## EXERCISE OBJECTIVE
Every line with the string "underlying" should be gathered.

## DATASET ROWS
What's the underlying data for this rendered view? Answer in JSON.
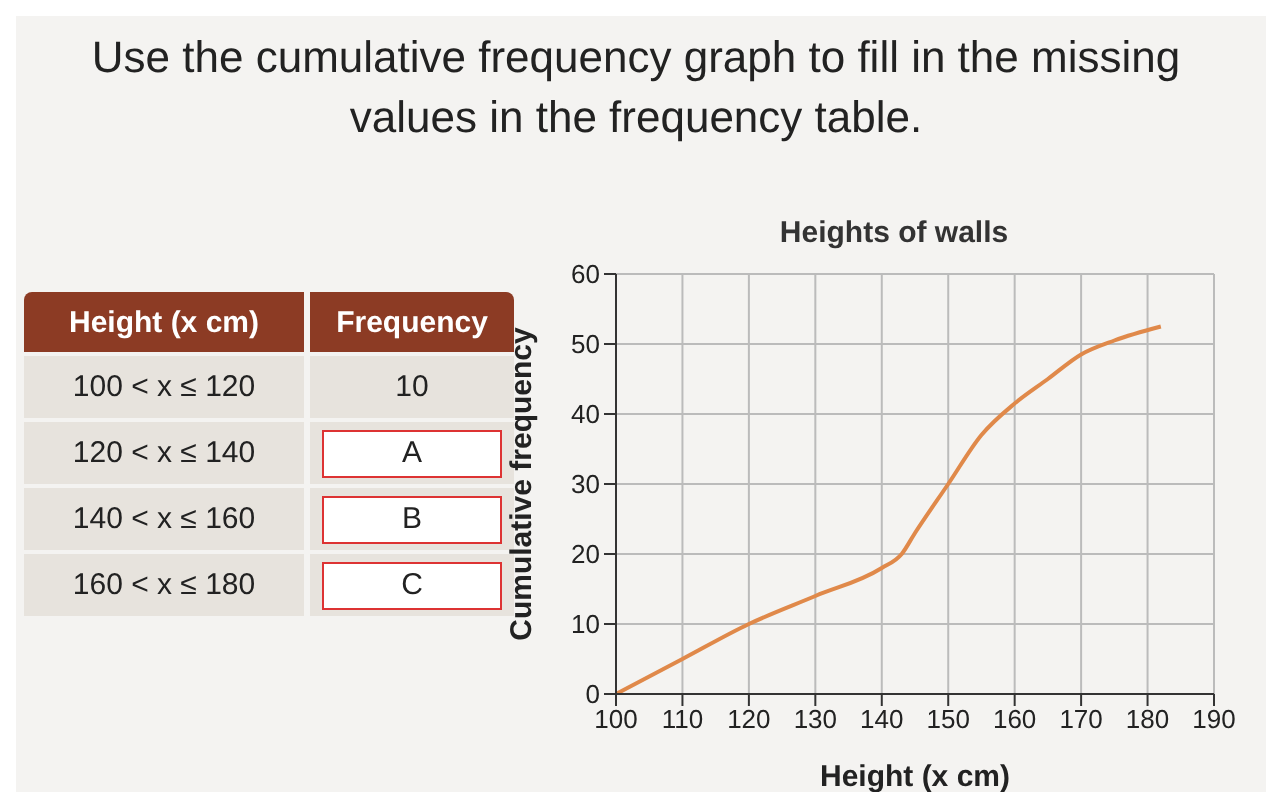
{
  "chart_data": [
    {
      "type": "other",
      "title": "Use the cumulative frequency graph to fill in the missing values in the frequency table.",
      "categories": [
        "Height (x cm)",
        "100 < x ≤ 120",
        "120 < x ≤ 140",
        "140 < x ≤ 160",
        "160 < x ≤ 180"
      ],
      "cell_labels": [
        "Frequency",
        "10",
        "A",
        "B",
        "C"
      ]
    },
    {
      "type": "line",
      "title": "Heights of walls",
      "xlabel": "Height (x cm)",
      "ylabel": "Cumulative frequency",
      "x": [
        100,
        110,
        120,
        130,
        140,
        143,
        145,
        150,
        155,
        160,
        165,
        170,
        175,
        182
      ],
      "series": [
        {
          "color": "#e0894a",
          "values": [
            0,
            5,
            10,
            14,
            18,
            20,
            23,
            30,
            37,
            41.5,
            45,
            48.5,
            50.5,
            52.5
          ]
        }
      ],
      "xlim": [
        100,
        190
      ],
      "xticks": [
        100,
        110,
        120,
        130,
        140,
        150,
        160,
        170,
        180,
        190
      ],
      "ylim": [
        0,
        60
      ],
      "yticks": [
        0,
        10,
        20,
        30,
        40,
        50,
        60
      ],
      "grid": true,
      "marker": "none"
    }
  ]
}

* * *

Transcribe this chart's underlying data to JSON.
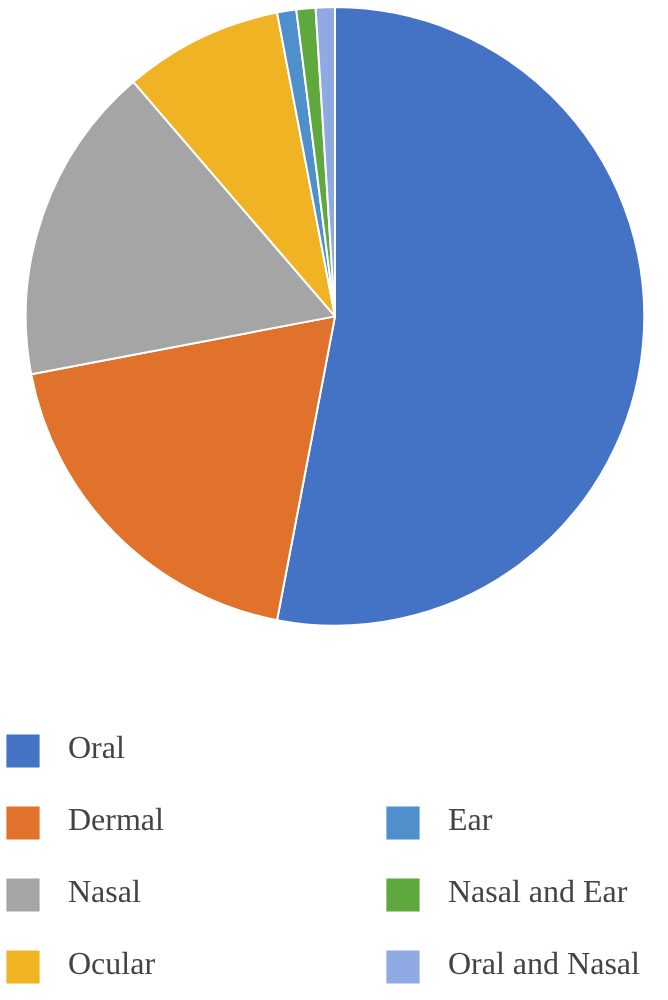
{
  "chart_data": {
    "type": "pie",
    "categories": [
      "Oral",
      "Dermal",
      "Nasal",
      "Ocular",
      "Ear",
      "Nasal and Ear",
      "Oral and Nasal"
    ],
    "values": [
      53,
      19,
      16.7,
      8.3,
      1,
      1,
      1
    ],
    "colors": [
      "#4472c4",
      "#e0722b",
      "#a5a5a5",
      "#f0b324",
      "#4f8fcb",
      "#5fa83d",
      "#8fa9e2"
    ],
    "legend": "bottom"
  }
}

## RESULT BELOW
What's the underlying data for this rendered view? Answer in JSON.
Transcribe this chart's underlying data to JSON.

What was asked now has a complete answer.